--- Written task ---
Each line of the listing that contains the word "into" is to be copied.

═════ Exercise materials ═════

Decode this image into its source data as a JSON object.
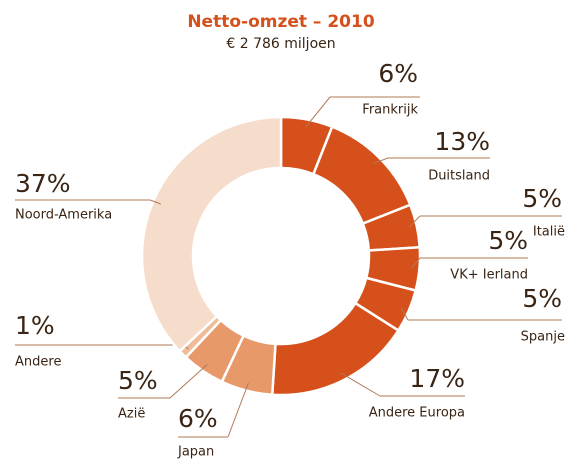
{
  "chart_data": {
    "type": "donut",
    "title": "Netto-omzet – 2010",
    "subtitle": "€ 2 786 miljoen",
    "categories": [
      "Frankrijk",
      "Duitsland",
      "Italië",
      "VK+ Ierland",
      "Spanje",
      "Andere Europa",
      "Japan",
      "Azië",
      "Andere",
      "Noord-Amerika"
    ],
    "values": [
      6,
      13,
      5,
      5,
      5,
      17,
      6,
      5,
      1,
      37
    ],
    "value_labels": [
      "6%",
      "13%",
      "5%",
      "5%",
      "5%",
      "17%",
      "6%",
      "5%",
      "1%",
      "37%"
    ],
    "colors": [
      "#d5501a",
      "#d5501a",
      "#d5501a",
      "#d5501a",
      "#d5501a",
      "#d5501a",
      "#e8996a",
      "#e8996a",
      "#f0bb98",
      "#f6dccb"
    ]
  }
}
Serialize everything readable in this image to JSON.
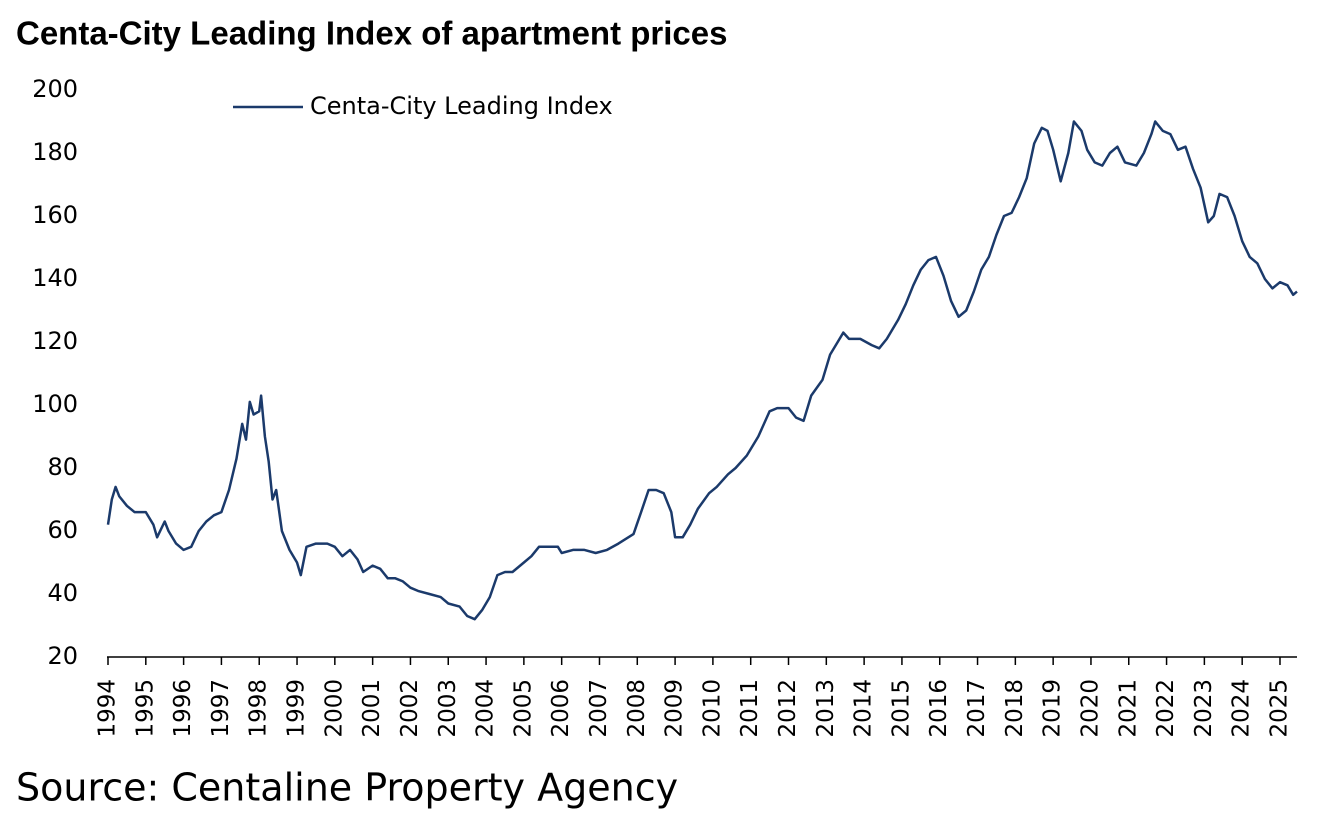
{
  "chart_data": {
    "type": "line",
    "title": "Centa-City Leading Index of apartment prices",
    "source": "Source: Centaline Property Agency",
    "legend": "upper-left",
    "x": [
      1994.0,
      1994.1,
      1994.2,
      1994.3,
      1994.5,
      1994.7,
      1995.0,
      1995.2,
      1995.3,
      1995.5,
      1995.6,
      1995.8,
      1996.0,
      1996.2,
      1996.4,
      1996.6,
      1996.8,
      1997.0,
      1997.2,
      1997.4,
      1997.55,
      1997.65,
      1997.75,
      1997.85,
      1998.0,
      1998.05,
      1998.15,
      1998.25,
      1998.35,
      1998.45,
      1998.6,
      1998.8,
      1999.0,
      1999.1,
      1999.25,
      1999.5,
      1999.8,
      2000.0,
      2000.2,
      2000.4,
      2000.6,
      2000.75,
      2001.0,
      2001.2,
      2001.4,
      2001.6,
      2001.8,
      2002.0,
      2002.2,
      2002.5,
      2002.8,
      2003.0,
      2003.3,
      2003.5,
      2003.7,
      2003.9,
      2004.1,
      2004.3,
      2004.5,
      2004.7,
      2005.0,
      2005.2,
      2005.4,
      2005.6,
      2005.9,
      2006.0,
      2006.3,
      2006.6,
      2006.9,
      2007.2,
      2007.5,
      2007.9,
      2008.1,
      2008.3,
      2008.5,
      2008.7,
      2008.9,
      2009.0,
      2009.2,
      2009.4,
      2009.6,
      2009.9,
      2010.1,
      2010.4,
      2010.6,
      2010.9,
      2011.2,
      2011.5,
      2011.7,
      2012.0,
      2012.2,
      2012.4,
      2012.6,
      2012.9,
      2013.1,
      2013.3,
      2013.45,
      2013.6,
      2013.9,
      2014.2,
      2014.4,
      2014.6,
      2014.9,
      2015.1,
      2015.3,
      2015.5,
      2015.7,
      2015.9,
      2016.1,
      2016.3,
      2016.5,
      2016.7,
      2016.9,
      2017.1,
      2017.3,
      2017.5,
      2017.7,
      2017.9,
      2018.1,
      2018.3,
      2018.5,
      2018.7,
      2018.85,
      2019.0,
      2019.2,
      2019.4,
      2019.55,
      2019.75,
      2019.9,
      2020.1,
      2020.3,
      2020.5,
      2020.7,
      2020.9,
      2021.2,
      2021.4,
      2021.6,
      2021.7,
      2021.9,
      2022.1,
      2022.3,
      2022.5,
      2022.7,
      2022.9,
      2023.1,
      2023.25,
      2023.4,
      2023.6,
      2023.8,
      2024.0,
      2024.2,
      2024.4,
      2024.6,
      2024.8,
      2025.0,
      2025.2,
      2025.35,
      2025.45
    ],
    "series": [
      {
        "name": "Centa-City Leading Index",
        "color": "#1b3a6b",
        "values": [
          62,
          70,
          74,
          71,
          68,
          66,
          66,
          62,
          58,
          63,
          60,
          56,
          54,
          55,
          60,
          63,
          65,
          66,
          73,
          83,
          94,
          89,
          101,
          97,
          98,
          103,
          90,
          82,
          70,
          73,
          60,
          54,
          50,
          46,
          55,
          56,
          56,
          55,
          52,
          54,
          51,
          47,
          49,
          48,
          45,
          45,
          44,
          42,
          41,
          40,
          39,
          37,
          36,
          33,
          32,
          35,
          39,
          46,
          47,
          47,
          50,
          52,
          55,
          55,
          55,
          53,
          54,
          54,
          53,
          54,
          56,
          59,
          66,
          73,
          73,
          72,
          66,
          58,
          58,
          62,
          67,
          72,
          74,
          78,
          80,
          84,
          90,
          98,
          99,
          99,
          96,
          95,
          103,
          108,
          116,
          120,
          123,
          121,
          121,
          119,
          118,
          121,
          127,
          132,
          138,
          143,
          146,
          147,
          141,
          133,
          128,
          130,
          136,
          143,
          147,
          154,
          160,
          161,
          166,
          172,
          183,
          188,
          187,
          181,
          171,
          180,
          190,
          187,
          181,
          177,
          176,
          180,
          182,
          177,
          176,
          180,
          186,
          190,
          187,
          186,
          181,
          182,
          175,
          169,
          158,
          160,
          167,
          166,
          160,
          152,
          147,
          145,
          140,
          137,
          139,
          138,
          135,
          136
        ]
      }
    ],
    "xlim": [
      1994,
      2025.45
    ],
    "xticks": [
      1994,
      1995,
      1996,
      1997,
      1998,
      1999,
      2000,
      2001,
      2002,
      2003,
      2004,
      2005,
      2006,
      2007,
      2008,
      2009,
      2010,
      2011,
      2012,
      2013,
      2014,
      2015,
      2016,
      2017,
      2018,
      2019,
      2020,
      2021,
      2022,
      2023,
      2024,
      2025
    ],
    "ylim": [
      20,
      200
    ],
    "yticks": [
      20,
      40,
      60,
      80,
      100,
      120,
      140,
      160,
      180,
      200
    ]
  }
}
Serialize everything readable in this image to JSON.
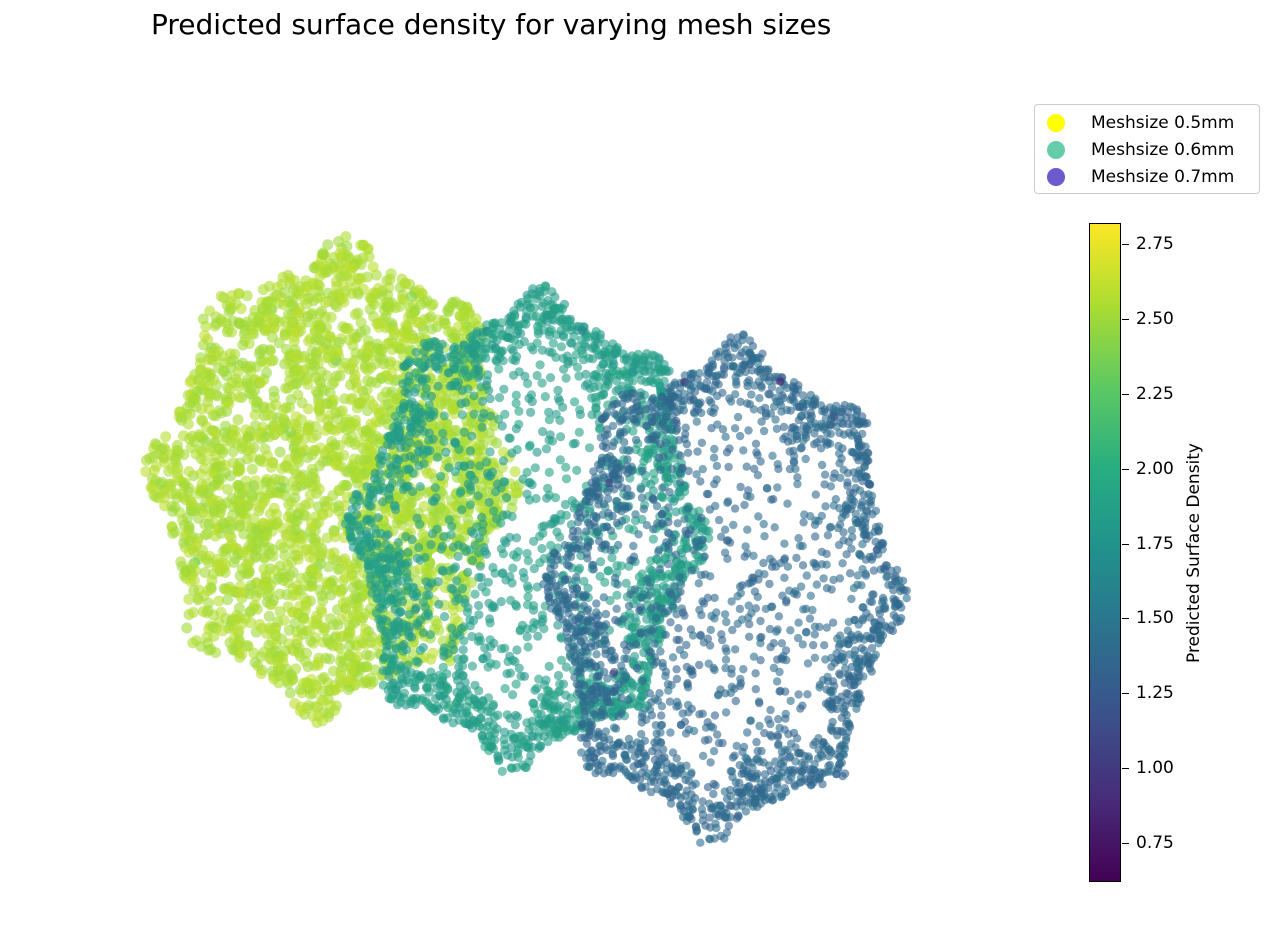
{
  "chart_data": {
    "type": "scatter",
    "title": "Predicted surface density for varying mesh sizes",
    "xlabel": "",
    "ylabel": "",
    "grid": false,
    "axes_visible": false,
    "legend_position": "top-right",
    "series": [
      {
        "name": "Meshsize 0.5mm",
        "legend_color": "#ffff00",
        "typical_value": 2.55,
        "value_range": [
          2.3,
          2.62
        ]
      },
      {
        "name": "Meshsize 0.6mm",
        "legend_color": "#66cdaa",
        "typical_value": 1.85,
        "value_range": [
          1.6,
          2.05
        ]
      },
      {
        "name": "Meshsize 0.7mm",
        "legend_color": "#6a5acd",
        "typical_value": 1.38,
        "value_range": [
          0.8,
          1.55
        ]
      }
    ],
    "colorbar": {
      "label": "Predicted Surface Density",
      "colormap": "viridis",
      "range": [
        0.62,
        2.82
      ],
      "ticks": [
        "0.75",
        "1.00",
        "1.25",
        "1.50",
        "1.75",
        "2.00",
        "2.25",
        "2.50",
        "2.75"
      ]
    }
  }
}
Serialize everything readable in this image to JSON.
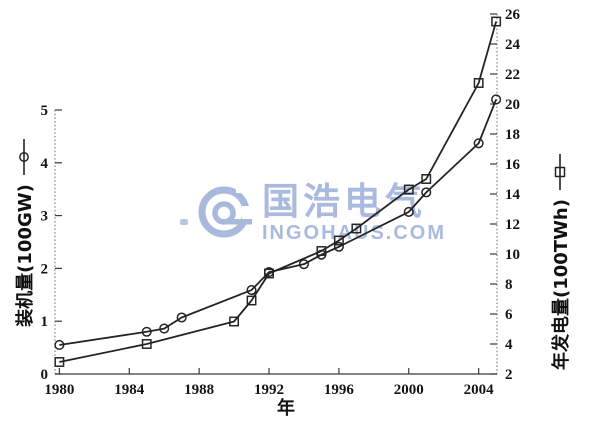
{
  "watermark": {
    "title": "国浩电气",
    "subtitle": "INGOHAUS.COM",
    "color": "#a6b7dd"
  },
  "chart_data": {
    "type": "line",
    "title": "",
    "xlabel": "年",
    "x_range": [
      1979.75,
      2005.05
    ],
    "x_ticks": [
      1980,
      1984,
      1988,
      1992,
      1996,
      2000,
      2004
    ],
    "grid": false,
    "legend_position": "rotated-axis-labels",
    "line_color": "#242424",
    "axes": {
      "left": {
        "label": "装机量(100GW)",
        "range": [
          0,
          5
        ],
        "ticks": [
          0,
          1,
          2,
          3,
          4,
          5
        ],
        "legend_marker": "circle"
      },
      "right": {
        "label": "年发电量(100TWh)",
        "range": [
          2,
          26
        ],
        "ticks": [
          2,
          4,
          6,
          8,
          10,
          12,
          14,
          16,
          18,
          20,
          22,
          24,
          26
        ],
        "legend_marker": "square"
      }
    },
    "series": [
      {
        "name": "装机量(100GW)",
        "axis": "left",
        "marker": "circle",
        "points": [
          [
            1980,
            0.55
          ],
          [
            1985,
            0.8
          ],
          [
            1986,
            0.86
          ],
          [
            1987,
            1.07
          ],
          [
            1991,
            1.59
          ],
          [
            1992,
            1.93
          ],
          [
            1994,
            2.08
          ],
          [
            1995,
            2.26
          ],
          [
            1996,
            2.41
          ],
          [
            2000,
            3.07
          ],
          [
            2001,
            3.44
          ],
          [
            2004,
            4.37
          ],
          [
            2005,
            5.2
          ]
        ]
      },
      {
        "name": "年发电量(100TWh)",
        "axis": "right",
        "marker": "square",
        "points": [
          [
            1980,
            2.8
          ],
          [
            1985,
            4.0
          ],
          [
            1990,
            5.5
          ],
          [
            1991,
            6.9
          ],
          [
            1992,
            8.7
          ],
          [
            1995,
            10.2
          ],
          [
            1996,
            10.9
          ],
          [
            1997,
            11.7
          ],
          [
            2000,
            14.3
          ],
          [
            2001,
            15.0
          ],
          [
            2004,
            21.4
          ],
          [
            2005,
            25.5
          ]
        ]
      }
    ]
  }
}
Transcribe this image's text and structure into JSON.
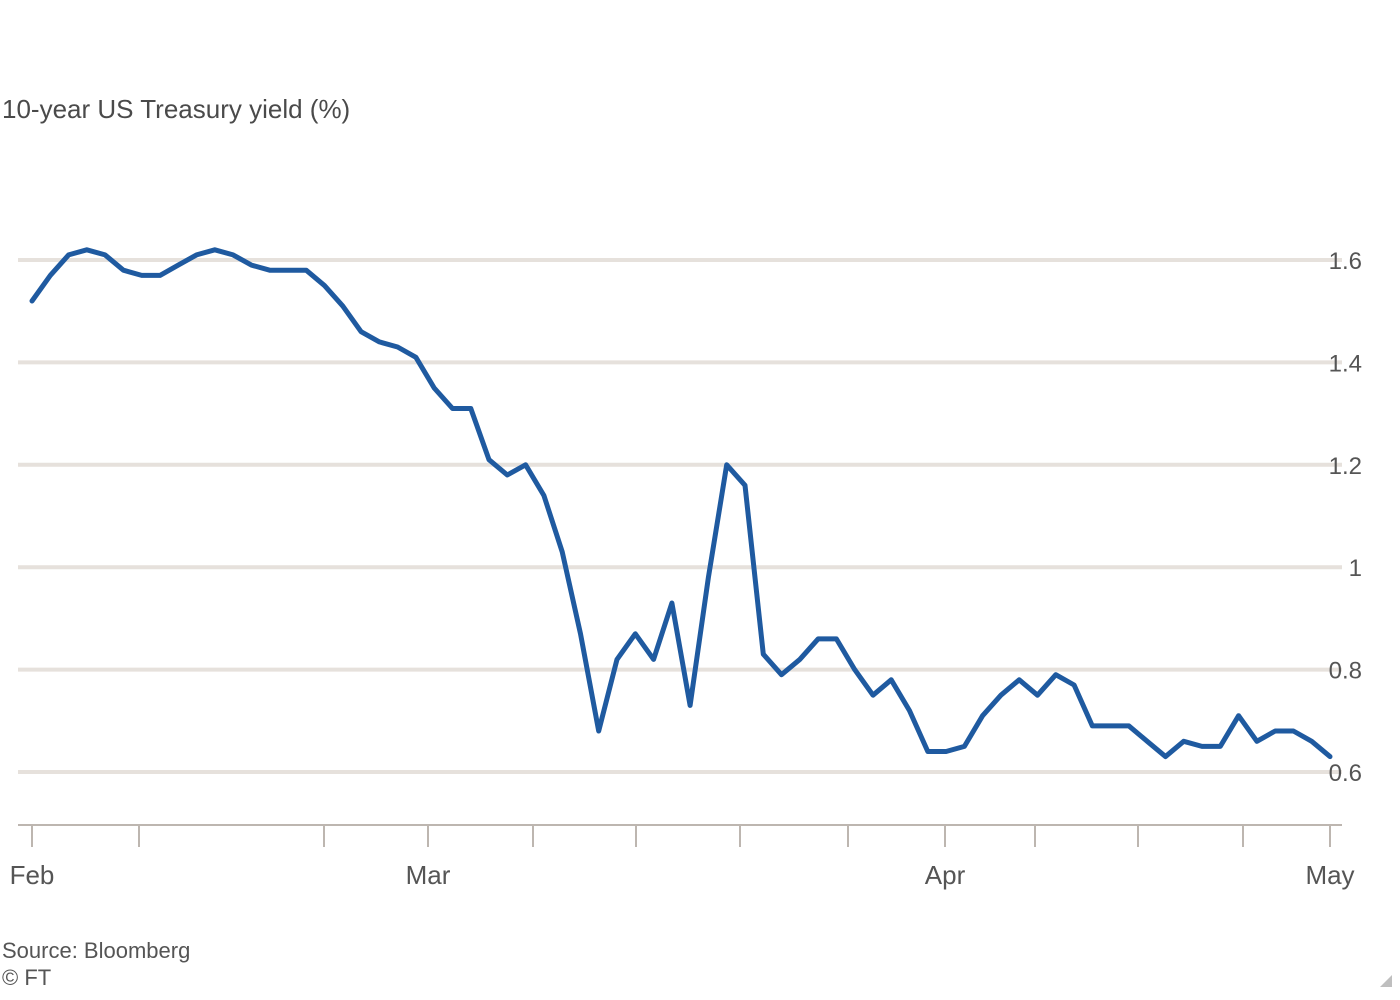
{
  "chart_data": {
    "type": "line",
    "title": "10-year US Treasury yield (%)",
    "xlabel": "",
    "ylabel": "",
    "x_tick_labels": [
      "Feb",
      "Mar",
      "Apr",
      "May"
    ],
    "yticks": [
      0.6,
      0.8,
      1,
      1.2,
      1.4,
      1.6
    ],
    "ytick_labels": [
      "0.6",
      "0.8",
      "1",
      "1.2",
      "1.4",
      "1.6"
    ],
    "ylim": [
      0.495,
      1.7
    ],
    "grid": true,
    "legend": "none",
    "series": [
      {
        "color": "#1f5aa0",
        "values": [
          1.52,
          1.57,
          1.61,
          1.62,
          1.61,
          1.58,
          1.57,
          1.57,
          1.59,
          1.61,
          1.62,
          1.61,
          1.59,
          1.58,
          1.58,
          1.58,
          1.55,
          1.51,
          1.46,
          1.44,
          1.43,
          1.41,
          1.35,
          1.31,
          1.31,
          1.21,
          1.18,
          1.2,
          1.14,
          1.03,
          0.87,
          0.68,
          0.82,
          0.87,
          0.82,
          0.93,
          0.73,
          0.98,
          1.2,
          1.16,
          0.83,
          0.79,
          0.82,
          0.86,
          0.86,
          0.8,
          0.75,
          0.78,
          0.72,
          0.64,
          0.64,
          0.65,
          0.71,
          0.75,
          0.78,
          0.75,
          0.79,
          0.77,
          0.69,
          0.69,
          0.69,
          0.66,
          0.63,
          0.66,
          0.65,
          0.65,
          0.71,
          0.66,
          0.68,
          0.68,
          0.66,
          0.63
        ]
      }
    ]
  },
  "source": {
    "line1": "Source: Bloomberg",
    "line2": "© FT"
  }
}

═════

--- The response ---
Decode this image into its source data as a JSON object.
Transcribe this image's text and structure into JSON.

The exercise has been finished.